▶ _RECORDS SUPPLIED_:
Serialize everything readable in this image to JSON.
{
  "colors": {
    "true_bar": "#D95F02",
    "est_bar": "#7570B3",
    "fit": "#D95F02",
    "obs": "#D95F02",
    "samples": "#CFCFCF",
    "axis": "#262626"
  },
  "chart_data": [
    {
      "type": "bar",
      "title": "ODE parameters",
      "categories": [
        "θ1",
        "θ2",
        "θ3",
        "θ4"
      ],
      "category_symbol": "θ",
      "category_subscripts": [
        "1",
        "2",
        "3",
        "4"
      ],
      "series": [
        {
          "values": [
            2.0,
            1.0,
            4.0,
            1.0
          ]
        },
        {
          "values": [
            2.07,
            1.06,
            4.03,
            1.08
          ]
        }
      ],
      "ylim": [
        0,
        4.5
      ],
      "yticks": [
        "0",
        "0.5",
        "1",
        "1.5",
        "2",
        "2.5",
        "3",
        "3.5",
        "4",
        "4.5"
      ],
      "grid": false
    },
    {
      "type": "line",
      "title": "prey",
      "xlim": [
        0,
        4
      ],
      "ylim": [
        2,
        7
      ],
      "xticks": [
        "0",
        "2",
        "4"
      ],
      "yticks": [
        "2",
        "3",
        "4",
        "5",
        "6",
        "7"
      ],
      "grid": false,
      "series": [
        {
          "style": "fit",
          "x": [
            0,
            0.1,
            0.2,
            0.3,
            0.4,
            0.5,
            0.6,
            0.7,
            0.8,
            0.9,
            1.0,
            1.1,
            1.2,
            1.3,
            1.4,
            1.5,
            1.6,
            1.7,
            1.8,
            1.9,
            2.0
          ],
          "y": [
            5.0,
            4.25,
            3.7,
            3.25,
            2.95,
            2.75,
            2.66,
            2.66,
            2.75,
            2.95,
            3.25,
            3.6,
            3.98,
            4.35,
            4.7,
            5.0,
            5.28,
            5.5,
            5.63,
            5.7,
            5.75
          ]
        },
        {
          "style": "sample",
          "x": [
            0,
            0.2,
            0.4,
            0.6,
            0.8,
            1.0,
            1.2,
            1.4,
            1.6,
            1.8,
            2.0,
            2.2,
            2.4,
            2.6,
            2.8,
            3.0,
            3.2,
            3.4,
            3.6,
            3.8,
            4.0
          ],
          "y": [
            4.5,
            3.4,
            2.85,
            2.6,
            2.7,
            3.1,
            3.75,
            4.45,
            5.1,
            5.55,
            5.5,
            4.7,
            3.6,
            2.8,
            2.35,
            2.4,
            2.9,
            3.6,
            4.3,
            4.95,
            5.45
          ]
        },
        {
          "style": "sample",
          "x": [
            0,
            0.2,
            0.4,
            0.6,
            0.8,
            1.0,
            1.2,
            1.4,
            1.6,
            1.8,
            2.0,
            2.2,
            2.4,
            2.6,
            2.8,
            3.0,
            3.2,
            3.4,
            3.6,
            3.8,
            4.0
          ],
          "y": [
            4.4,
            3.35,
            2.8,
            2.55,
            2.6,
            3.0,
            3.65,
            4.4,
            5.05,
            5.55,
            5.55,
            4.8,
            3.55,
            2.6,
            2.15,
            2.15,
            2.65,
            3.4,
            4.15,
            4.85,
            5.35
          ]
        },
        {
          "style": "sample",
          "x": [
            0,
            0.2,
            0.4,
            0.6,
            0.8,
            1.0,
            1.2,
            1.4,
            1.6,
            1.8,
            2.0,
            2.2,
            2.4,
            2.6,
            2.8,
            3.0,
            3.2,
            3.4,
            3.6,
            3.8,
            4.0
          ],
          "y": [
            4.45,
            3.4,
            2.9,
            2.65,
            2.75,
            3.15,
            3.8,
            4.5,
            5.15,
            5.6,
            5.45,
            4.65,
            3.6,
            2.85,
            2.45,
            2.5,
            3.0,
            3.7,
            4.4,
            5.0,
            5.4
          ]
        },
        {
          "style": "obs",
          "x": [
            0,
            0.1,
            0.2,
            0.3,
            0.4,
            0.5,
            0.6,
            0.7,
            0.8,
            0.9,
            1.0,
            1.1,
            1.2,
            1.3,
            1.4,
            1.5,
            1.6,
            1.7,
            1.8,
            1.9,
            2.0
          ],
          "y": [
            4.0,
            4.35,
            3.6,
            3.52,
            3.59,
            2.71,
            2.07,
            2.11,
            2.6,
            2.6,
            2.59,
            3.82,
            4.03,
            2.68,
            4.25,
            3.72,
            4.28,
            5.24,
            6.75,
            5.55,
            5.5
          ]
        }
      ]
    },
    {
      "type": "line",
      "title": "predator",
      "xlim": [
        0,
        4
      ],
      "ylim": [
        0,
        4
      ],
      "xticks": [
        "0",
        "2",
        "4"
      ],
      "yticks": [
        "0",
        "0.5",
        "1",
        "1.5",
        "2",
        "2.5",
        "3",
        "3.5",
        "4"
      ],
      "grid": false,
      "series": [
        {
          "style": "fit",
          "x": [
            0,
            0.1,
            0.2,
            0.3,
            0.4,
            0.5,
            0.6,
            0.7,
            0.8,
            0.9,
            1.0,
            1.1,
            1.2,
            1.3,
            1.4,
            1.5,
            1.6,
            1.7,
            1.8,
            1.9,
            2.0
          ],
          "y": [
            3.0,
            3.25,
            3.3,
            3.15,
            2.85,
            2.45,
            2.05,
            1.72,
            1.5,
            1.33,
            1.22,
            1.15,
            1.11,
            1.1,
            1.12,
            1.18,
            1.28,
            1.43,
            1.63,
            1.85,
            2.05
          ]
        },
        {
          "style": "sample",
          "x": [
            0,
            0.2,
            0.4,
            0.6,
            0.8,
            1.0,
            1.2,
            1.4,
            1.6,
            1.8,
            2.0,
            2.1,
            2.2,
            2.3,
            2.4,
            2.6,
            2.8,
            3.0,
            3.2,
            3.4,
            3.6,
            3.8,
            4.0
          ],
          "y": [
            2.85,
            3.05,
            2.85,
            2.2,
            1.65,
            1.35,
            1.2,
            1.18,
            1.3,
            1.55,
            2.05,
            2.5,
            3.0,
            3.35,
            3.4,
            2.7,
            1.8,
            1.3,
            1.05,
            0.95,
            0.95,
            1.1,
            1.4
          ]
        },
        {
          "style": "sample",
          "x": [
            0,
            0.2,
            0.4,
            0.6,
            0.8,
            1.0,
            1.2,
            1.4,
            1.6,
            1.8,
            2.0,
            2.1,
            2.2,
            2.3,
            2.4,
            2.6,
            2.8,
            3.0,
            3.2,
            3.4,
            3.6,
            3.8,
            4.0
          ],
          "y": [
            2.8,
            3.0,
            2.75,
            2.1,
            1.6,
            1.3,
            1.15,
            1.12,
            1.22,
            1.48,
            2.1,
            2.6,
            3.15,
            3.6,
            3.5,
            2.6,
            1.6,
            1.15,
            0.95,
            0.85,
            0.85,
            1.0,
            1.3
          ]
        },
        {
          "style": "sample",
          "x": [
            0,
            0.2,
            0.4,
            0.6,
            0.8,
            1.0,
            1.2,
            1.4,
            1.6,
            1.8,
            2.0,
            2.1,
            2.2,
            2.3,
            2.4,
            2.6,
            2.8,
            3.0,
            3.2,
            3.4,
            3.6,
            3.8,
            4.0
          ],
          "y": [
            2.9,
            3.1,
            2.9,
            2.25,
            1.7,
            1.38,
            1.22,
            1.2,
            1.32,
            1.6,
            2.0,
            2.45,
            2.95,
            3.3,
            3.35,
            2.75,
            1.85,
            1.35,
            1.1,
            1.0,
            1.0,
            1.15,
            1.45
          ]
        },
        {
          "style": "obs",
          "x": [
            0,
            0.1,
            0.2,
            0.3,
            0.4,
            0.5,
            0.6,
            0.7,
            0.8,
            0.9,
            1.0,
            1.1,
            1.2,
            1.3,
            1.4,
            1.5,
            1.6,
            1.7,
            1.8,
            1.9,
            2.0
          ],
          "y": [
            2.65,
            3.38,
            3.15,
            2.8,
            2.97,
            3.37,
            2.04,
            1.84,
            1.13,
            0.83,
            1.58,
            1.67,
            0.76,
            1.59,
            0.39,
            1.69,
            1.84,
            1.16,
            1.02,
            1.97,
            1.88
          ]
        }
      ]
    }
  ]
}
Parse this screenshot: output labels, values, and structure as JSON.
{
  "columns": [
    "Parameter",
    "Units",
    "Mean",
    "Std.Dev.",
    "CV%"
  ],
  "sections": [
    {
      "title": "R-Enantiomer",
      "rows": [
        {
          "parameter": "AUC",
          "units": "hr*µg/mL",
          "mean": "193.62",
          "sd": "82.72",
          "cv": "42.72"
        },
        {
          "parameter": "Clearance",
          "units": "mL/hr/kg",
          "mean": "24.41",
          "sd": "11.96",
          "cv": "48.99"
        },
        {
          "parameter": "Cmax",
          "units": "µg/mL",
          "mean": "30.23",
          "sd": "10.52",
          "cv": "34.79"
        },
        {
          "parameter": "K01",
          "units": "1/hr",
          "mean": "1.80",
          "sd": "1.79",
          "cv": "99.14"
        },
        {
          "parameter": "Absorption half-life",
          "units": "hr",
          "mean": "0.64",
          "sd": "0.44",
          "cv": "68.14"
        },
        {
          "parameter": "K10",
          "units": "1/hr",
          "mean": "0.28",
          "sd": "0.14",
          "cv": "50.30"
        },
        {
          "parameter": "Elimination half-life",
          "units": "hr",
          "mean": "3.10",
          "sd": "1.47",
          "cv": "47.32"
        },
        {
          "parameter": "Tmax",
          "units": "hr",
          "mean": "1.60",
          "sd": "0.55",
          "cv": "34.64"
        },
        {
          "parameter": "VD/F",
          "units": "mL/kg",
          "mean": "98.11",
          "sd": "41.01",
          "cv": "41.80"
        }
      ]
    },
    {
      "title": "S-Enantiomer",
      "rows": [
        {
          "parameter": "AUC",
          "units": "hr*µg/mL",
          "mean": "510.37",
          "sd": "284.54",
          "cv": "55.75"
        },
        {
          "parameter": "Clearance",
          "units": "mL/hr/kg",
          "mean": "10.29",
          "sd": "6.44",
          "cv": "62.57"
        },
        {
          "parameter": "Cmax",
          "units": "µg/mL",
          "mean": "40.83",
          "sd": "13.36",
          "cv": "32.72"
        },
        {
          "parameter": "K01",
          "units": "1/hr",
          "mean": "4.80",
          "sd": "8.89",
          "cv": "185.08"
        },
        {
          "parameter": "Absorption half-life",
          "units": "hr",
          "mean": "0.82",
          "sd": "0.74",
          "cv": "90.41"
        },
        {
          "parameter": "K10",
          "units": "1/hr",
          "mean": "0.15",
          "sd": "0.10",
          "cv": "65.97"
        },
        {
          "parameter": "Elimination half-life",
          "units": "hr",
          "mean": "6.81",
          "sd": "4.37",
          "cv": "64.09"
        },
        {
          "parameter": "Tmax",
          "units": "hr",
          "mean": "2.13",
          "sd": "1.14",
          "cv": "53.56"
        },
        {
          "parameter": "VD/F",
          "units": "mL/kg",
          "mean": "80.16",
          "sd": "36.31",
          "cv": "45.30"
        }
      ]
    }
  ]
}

▶ _SET EXERCISE_: Whichever lines contain the string "JSON", select and copy them.

▶ _CORRECT OUTPUT_:
Serialize everything readable in this image to JSON.
Parse this screenshot: output labels, values, and structure as JSON.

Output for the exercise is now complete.